--- Start ---

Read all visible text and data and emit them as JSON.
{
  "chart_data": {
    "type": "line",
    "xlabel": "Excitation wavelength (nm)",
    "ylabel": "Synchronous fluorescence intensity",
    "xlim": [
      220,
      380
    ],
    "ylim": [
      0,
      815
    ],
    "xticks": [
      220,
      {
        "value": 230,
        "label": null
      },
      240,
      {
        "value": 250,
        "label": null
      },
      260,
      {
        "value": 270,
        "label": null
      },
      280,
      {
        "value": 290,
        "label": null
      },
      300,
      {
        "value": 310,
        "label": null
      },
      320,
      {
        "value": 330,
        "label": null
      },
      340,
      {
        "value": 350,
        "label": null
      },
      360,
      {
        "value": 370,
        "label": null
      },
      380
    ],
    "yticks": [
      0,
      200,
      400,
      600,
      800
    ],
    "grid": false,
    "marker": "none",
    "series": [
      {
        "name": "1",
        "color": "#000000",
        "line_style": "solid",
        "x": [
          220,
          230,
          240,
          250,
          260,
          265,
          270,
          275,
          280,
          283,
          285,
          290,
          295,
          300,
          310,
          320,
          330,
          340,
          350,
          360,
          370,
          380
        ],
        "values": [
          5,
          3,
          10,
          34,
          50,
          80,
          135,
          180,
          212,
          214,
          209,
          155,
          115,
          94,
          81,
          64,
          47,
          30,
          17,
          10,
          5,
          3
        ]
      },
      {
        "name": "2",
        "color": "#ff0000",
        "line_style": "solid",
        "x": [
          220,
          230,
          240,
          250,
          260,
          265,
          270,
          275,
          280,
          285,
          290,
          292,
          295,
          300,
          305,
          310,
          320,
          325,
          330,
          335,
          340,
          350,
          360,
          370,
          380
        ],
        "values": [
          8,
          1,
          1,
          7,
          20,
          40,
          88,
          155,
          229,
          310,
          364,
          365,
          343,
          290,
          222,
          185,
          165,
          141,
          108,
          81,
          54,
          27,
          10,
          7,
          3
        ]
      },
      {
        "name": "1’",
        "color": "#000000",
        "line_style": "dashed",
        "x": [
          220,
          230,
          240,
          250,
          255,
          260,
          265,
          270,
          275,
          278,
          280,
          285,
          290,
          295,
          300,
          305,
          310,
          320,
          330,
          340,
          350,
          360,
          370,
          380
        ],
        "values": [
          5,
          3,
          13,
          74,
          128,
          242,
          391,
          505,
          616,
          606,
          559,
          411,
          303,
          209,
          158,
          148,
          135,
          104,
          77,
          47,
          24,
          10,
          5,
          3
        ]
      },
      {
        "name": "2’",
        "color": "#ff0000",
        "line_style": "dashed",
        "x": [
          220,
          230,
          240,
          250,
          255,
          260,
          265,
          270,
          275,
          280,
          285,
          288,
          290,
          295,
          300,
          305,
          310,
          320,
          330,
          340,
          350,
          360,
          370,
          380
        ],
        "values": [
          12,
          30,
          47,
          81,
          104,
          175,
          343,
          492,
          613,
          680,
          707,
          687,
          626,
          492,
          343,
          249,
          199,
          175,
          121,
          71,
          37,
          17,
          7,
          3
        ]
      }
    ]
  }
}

--- End ---

**WORK INSTRUCTIONS**
Copy out the whole listing exactly as written.

**EXERCISE RESULT**
Read all visible text and data and emit them as JSON.
{
  "chart_data": {
    "type": "line",
    "xlabel": "Excitation wavelength (nm)",
    "ylabel": "Synchronous fluorescence intensity",
    "xlim": [
      220,
      380
    ],
    "ylim": [
      0,
      815
    ],
    "xticks": [
      220,
      {
        "value": 230,
        "label": null
      },
      240,
      {
        "value": 250,
        "label": null
      },
      260,
      {
        "value": 270,
        "label": null
      },
      280,
      {
        "value": 290,
        "label": null
      },
      300,
      {
        "value": 310,
        "label": null
      },
      320,
      {
        "value": 330,
        "label": null
      },
      340,
      {
        "value": 350,
        "label": null
      },
      360,
      {
        "value": 370,
        "label": null
      },
      380
    ],
    "yticks": [
      0,
      200,
      400,
      600,
      800
    ],
    "grid": false,
    "marker": "none",
    "series": [
      {
        "name": "1",
        "color": "#000000",
        "line_style": "solid",
        "x": [
          220,
          230,
          240,
          250,
          260,
          265,
          270,
          275,
          280,
          283,
          285,
          290,
          295,
          300,
          310,
          320,
          330,
          340,
          350,
          360,
          370,
          380
        ],
        "values": [
          5,
          3,
          10,
          34,
          50,
          80,
          135,
          180,
          212,
          214,
          209,
          155,
          115,
          94,
          81,
          64,
          47,
          30,
          17,
          10,
          5,
          3
        ]
      },
      {
        "name": "2",
        "color": "#ff0000",
        "line_style": "solid",
        "x": [
          220,
          230,
          240,
          250,
          260,
          265,
          270,
          275,
          280,
          285,
          290,
          292,
          295,
          300,
          305,
          310,
          320,
          325,
          330,
          335,
          340,
          350,
          360,
          370,
          380
        ],
        "values": [
          8,
          1,
          1,
          7,
          20,
          40,
          88,
          155,
          229,
          310,
          364,
          365,
          343,
          290,
          222,
          185,
          165,
          141,
          108,
          81,
          54,
          27,
          10,
          7,
          3
        ]
      },
      {
        "name": "1’",
        "color": "#000000",
        "line_style": "dashed",
        "x": [
          220,
          230,
          240,
          250,
          255,
          260,
          265,
          270,
          275,
          278,
          280,
          285,
          290,
          295,
          300,
          305,
          310,
          320,
          330,
          340,
          350,
          360,
          370,
          380
        ],
        "values": [
          5,
          3,
          13,
          74,
          128,
          242,
          391,
          505,
          616,
          606,
          559,
          411,
          303,
          209,
          158,
          148,
          135,
          104,
          77,
          47,
          24,
          10,
          5,
          3
        ]
      },
      {
        "name": "2’",
        "color": "#ff0000",
        "line_style": "dashed",
        "x": [
          220,
          230,
          240,
          250,
          255,
          260,
          265,
          270,
          275,
          280,
          285,
          288,
          290,
          295,
          300,
          305,
          310,
          320,
          330,
          340,
          350,
          360,
          370,
          380
        ],
        "values": [
          12,
          30,
          47,
          81,
          104,
          175,
          343,
          492,
          613,
          680,
          707,
          687,
          626,
          492,
          343,
          249,
          199,
          175,
          121,
          71,
          37,
          17,
          7,
          3
        ]
      }
    ]
  }
}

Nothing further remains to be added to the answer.